**Supplied records:**
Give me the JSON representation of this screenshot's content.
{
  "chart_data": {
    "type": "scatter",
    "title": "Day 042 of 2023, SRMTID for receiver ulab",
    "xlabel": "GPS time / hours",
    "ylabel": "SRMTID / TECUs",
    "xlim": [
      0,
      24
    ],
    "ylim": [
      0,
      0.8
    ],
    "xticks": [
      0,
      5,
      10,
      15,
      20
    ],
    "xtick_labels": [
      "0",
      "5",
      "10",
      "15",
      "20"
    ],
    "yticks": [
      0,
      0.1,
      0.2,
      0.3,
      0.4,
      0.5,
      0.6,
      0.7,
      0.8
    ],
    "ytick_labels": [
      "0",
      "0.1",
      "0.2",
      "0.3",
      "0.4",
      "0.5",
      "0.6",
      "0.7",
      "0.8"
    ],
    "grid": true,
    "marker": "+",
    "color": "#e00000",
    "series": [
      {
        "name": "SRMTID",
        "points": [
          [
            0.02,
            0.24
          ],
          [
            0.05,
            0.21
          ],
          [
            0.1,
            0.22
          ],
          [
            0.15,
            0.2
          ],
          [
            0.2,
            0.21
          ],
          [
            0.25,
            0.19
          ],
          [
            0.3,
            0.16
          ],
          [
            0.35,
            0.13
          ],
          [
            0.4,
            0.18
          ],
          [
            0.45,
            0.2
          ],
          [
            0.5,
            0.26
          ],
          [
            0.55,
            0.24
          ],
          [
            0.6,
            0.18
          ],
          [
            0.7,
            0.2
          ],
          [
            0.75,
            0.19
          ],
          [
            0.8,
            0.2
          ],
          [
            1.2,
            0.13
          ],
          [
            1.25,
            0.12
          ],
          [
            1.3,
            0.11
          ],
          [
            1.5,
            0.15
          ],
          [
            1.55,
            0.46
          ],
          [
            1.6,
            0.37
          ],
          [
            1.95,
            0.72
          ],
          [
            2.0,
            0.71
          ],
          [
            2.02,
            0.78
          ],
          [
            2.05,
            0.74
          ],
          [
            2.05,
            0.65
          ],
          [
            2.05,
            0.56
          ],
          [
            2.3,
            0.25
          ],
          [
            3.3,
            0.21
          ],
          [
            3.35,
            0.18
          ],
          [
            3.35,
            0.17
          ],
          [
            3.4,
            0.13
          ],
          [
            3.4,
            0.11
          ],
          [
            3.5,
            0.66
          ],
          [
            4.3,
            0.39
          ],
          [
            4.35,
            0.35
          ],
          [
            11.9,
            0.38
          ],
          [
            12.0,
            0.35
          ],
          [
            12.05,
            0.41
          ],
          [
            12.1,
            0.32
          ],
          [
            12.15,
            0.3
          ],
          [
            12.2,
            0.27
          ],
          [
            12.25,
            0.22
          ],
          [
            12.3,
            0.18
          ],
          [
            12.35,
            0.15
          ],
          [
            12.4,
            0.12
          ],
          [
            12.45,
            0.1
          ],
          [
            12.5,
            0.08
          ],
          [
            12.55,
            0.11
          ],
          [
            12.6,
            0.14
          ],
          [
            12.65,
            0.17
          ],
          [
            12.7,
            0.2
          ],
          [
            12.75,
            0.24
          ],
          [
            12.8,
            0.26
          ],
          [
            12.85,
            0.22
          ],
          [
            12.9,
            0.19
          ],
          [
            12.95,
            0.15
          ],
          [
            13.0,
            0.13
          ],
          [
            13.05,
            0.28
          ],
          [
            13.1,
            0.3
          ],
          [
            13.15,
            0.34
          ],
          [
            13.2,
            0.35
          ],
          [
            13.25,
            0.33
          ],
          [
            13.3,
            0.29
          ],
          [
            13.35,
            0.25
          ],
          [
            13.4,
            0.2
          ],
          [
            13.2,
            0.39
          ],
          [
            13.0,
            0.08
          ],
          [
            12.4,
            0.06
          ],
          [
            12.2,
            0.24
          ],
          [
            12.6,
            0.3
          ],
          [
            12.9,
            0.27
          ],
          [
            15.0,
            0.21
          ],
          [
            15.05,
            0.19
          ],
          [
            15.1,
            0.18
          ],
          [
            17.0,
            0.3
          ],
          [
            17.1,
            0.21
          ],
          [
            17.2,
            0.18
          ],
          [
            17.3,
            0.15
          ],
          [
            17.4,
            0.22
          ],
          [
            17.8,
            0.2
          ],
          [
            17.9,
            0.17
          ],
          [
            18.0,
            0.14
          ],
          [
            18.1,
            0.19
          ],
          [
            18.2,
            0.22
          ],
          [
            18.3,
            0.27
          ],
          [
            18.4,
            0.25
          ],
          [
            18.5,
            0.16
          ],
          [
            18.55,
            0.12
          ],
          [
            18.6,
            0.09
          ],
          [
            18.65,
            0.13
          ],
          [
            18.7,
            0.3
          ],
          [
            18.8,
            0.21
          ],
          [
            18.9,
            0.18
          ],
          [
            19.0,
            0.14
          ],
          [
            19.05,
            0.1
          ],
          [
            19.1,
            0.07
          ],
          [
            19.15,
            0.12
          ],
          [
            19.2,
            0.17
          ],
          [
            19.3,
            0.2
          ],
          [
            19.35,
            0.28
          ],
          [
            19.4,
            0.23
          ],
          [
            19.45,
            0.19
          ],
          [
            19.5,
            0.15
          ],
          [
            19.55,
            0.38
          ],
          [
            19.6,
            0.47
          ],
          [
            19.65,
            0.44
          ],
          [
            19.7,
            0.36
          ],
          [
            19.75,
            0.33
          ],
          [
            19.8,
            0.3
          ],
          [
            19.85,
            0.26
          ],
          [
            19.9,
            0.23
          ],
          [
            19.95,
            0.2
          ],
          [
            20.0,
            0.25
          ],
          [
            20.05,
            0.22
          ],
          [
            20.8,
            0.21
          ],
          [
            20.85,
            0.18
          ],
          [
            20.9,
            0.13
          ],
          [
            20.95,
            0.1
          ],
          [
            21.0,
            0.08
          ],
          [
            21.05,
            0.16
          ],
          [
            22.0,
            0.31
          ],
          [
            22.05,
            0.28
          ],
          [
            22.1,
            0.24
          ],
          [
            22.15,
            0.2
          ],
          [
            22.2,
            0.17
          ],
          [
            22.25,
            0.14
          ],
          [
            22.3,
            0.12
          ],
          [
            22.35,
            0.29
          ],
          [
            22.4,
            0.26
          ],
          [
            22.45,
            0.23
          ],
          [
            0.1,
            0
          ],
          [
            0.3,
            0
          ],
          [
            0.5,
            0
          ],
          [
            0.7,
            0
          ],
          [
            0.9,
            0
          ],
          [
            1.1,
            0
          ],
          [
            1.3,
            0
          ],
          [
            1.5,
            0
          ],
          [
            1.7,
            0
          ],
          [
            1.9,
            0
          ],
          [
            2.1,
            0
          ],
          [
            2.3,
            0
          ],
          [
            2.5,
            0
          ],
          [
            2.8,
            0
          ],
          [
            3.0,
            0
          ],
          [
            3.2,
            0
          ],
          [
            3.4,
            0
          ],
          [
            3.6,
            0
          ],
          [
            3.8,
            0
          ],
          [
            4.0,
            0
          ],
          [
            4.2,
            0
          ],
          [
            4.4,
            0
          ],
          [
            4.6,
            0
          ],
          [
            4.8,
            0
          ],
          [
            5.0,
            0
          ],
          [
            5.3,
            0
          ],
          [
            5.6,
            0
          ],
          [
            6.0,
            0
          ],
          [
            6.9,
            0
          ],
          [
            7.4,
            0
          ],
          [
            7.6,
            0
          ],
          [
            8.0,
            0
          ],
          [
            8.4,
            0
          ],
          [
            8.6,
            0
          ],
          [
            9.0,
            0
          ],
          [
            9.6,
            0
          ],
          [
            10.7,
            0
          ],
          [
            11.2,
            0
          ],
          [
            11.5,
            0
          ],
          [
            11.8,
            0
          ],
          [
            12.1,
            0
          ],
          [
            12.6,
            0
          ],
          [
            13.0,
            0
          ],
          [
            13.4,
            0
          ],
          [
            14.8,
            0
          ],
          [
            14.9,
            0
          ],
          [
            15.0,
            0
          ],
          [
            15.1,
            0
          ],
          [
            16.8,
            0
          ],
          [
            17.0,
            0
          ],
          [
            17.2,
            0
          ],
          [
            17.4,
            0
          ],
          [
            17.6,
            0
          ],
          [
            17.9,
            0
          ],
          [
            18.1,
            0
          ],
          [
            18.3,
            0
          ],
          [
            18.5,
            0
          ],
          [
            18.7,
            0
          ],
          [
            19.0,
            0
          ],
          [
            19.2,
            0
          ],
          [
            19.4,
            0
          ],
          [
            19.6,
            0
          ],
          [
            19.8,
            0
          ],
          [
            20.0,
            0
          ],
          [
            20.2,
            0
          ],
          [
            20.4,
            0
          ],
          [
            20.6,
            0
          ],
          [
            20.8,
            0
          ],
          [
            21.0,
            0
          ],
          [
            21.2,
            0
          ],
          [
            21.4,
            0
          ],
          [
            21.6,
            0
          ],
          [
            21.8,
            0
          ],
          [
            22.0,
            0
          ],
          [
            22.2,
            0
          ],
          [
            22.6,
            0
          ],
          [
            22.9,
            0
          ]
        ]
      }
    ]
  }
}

**What is expected:** Only lines with the word "SRMTID" are wanted, so copy each one from the records.

**Solution:**
    "title": "Day 042 of 2023, SRMTID for receiver ulab",
    "ylabel": "SRMTID / TECUs",
        "name": "SRMTID",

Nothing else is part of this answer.